# [What the task requires]
Below are the records; reproduce all of them exactly but without any images.

# [Records shown]
::::::::::
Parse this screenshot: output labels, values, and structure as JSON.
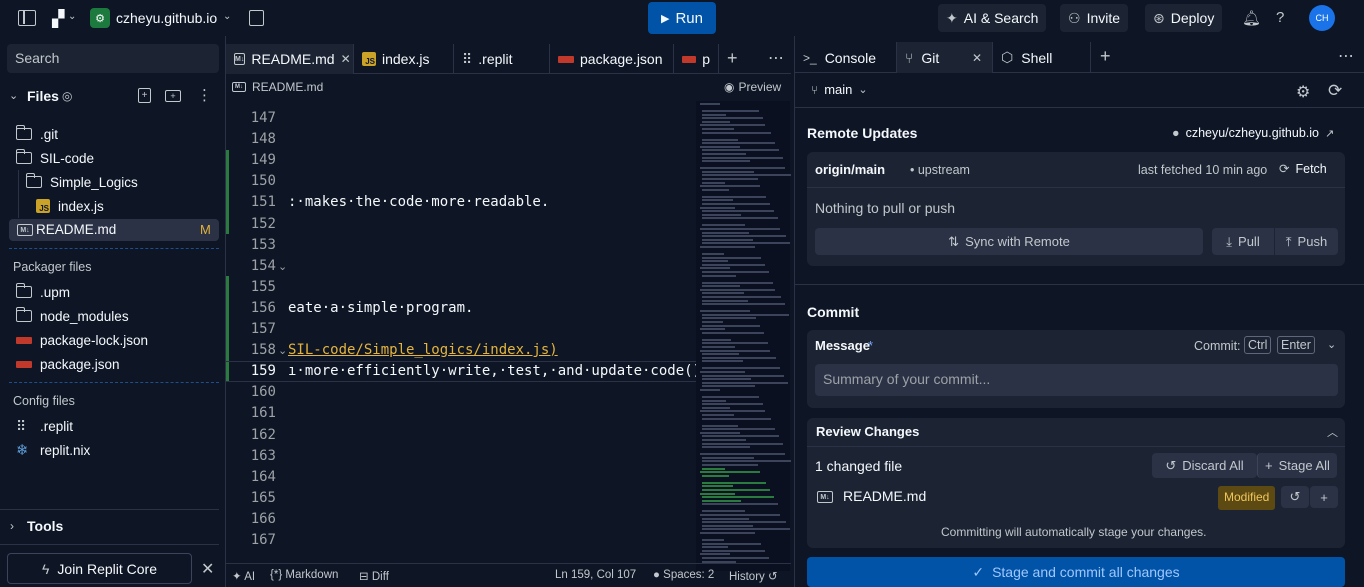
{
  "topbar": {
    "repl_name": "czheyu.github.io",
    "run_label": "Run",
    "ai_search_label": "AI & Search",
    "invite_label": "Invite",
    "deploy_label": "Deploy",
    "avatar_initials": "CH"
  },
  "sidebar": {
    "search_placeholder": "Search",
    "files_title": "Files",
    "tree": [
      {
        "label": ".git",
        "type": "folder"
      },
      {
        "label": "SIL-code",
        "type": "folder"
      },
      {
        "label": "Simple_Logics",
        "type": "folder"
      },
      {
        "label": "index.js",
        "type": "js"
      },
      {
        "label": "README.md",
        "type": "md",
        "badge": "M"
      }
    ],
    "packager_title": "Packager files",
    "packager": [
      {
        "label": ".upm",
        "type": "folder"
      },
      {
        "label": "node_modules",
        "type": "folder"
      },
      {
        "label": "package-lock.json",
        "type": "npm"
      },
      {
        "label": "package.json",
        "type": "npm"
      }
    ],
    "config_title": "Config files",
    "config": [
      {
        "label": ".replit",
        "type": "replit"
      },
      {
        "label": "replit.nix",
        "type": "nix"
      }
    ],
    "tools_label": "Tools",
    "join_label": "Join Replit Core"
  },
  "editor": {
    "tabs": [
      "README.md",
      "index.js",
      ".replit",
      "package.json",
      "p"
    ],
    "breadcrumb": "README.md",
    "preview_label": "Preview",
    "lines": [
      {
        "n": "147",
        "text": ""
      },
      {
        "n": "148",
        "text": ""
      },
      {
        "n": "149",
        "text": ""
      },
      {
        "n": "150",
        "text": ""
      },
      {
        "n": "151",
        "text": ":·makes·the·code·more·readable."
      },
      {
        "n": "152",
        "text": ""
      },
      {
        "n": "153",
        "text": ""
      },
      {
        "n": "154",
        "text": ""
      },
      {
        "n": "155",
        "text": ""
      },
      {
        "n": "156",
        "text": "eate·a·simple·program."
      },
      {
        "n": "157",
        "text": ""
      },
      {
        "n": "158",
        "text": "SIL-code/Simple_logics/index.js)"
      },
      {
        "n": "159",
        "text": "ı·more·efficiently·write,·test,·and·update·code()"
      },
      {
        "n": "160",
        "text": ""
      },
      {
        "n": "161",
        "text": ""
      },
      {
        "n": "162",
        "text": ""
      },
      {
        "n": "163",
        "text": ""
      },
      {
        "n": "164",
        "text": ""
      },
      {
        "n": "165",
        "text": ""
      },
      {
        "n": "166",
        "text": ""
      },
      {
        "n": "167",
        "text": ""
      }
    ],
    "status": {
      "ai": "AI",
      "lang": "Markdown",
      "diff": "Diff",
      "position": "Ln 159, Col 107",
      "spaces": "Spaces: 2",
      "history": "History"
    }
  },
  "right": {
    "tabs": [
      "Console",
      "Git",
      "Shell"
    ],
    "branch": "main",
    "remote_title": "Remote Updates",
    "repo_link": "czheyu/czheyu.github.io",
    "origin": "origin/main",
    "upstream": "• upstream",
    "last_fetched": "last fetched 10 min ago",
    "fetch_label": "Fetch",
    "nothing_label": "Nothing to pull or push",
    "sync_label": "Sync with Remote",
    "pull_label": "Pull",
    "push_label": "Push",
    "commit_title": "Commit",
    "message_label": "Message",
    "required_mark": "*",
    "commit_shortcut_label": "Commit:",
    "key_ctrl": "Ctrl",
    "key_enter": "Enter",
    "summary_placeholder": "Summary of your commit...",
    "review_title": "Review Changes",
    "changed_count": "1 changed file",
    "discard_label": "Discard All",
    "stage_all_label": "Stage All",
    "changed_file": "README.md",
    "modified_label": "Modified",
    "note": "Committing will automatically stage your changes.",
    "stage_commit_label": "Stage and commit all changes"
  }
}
::::::::::
# [Full output]
Parse this screenshot: output labels, values, and structure as JSON.
{
  "topbar": {
    "repl_name": "czheyu.github.io",
    "run_label": "Run",
    "ai_search_label": "AI & Search",
    "invite_label": "Invite",
    "deploy_label": "Deploy",
    "avatar_initials": "CH"
  },
  "sidebar": {
    "search_placeholder": "Search",
    "files_title": "Files",
    "tree": [
      {
        "label": ".git",
        "type": "folder"
      },
      {
        "label": "SIL-code",
        "type": "folder"
      },
      {
        "label": "Simple_Logics",
        "type": "folder"
      },
      {
        "label": "index.js",
        "type": "js"
      },
      {
        "label": "README.md",
        "type": "md",
        "badge": "M"
      }
    ],
    "packager_title": "Packager files",
    "packager": [
      {
        "label": ".upm",
        "type": "folder"
      },
      {
        "label": "node_modules",
        "type": "folder"
      },
      {
        "label": "package-lock.json",
        "type": "npm"
      },
      {
        "label": "package.json",
        "type": "npm"
      }
    ],
    "config_title": "Config files",
    "config": [
      {
        "label": ".replit",
        "type": "replit"
      },
      {
        "label": "replit.nix",
        "type": "nix"
      }
    ],
    "tools_label": "Tools",
    "join_label": "Join Replit Core"
  },
  "editor": {
    "tabs": [
      "README.md",
      "index.js",
      ".replit",
      "package.json",
      "p"
    ],
    "breadcrumb": "README.md",
    "preview_label": "Preview",
    "lines": [
      {
        "n": "147",
        "text": ""
      },
      {
        "n": "148",
        "text": ""
      },
      {
        "n": "149",
        "text": ""
      },
      {
        "n": "150",
        "text": ""
      },
      {
        "n": "151",
        "text": ":·makes·the·code·more·readable."
      },
      {
        "n": "152",
        "text": ""
      },
      {
        "n": "153",
        "text": ""
      },
      {
        "n": "154",
        "text": ""
      },
      {
        "n": "155",
        "text": ""
      },
      {
        "n": "156",
        "text": "eate·a·simple·program."
      },
      {
        "n": "157",
        "text": ""
      },
      {
        "n": "158",
        "text": "SIL-code/Simple_logics/index.js)"
      },
      {
        "n": "159",
        "text": "ı·more·efficiently·write,·test,·and·update·code()"
      },
      {
        "n": "160",
        "text": ""
      },
      {
        "n": "161",
        "text": ""
      },
      {
        "n": "162",
        "text": ""
      },
      {
        "n": "163",
        "text": ""
      },
      {
        "n": "164",
        "text": ""
      },
      {
        "n": "165",
        "text": ""
      },
      {
        "n": "166",
        "text": ""
      },
      {
        "n": "167",
        "text": ""
      }
    ],
    "status": {
      "ai": "AI",
      "lang": "Markdown",
      "diff": "Diff",
      "position": "Ln 159, Col 107",
      "spaces": "Spaces: 2",
      "history": "History"
    }
  },
  "right": {
    "tabs": [
      "Console",
      "Git",
      "Shell"
    ],
    "branch": "main",
    "remote_title": "Remote Updates",
    "repo_link": "czheyu/czheyu.github.io",
    "origin": "origin/main",
    "upstream": "• upstream",
    "last_fetched": "last fetched 10 min ago",
    "fetch_label": "Fetch",
    "nothing_label": "Nothing to pull or push",
    "sync_label": "Sync with Remote",
    "pull_label": "Pull",
    "push_label": "Push",
    "commit_title": "Commit",
    "message_label": "Message",
    "required_mark": "*",
    "commit_shortcut_label": "Commit:",
    "key_ctrl": "Ctrl",
    "key_enter": "Enter",
    "summary_placeholder": "Summary of your commit...",
    "review_title": "Review Changes",
    "changed_count": "1 changed file",
    "discard_label": "Discard All",
    "stage_all_label": "Stage All",
    "changed_file": "README.md",
    "modified_label": "Modified",
    "note": "Committing will automatically stage your changes.",
    "stage_commit_label": "Stage and commit all changes"
  }
}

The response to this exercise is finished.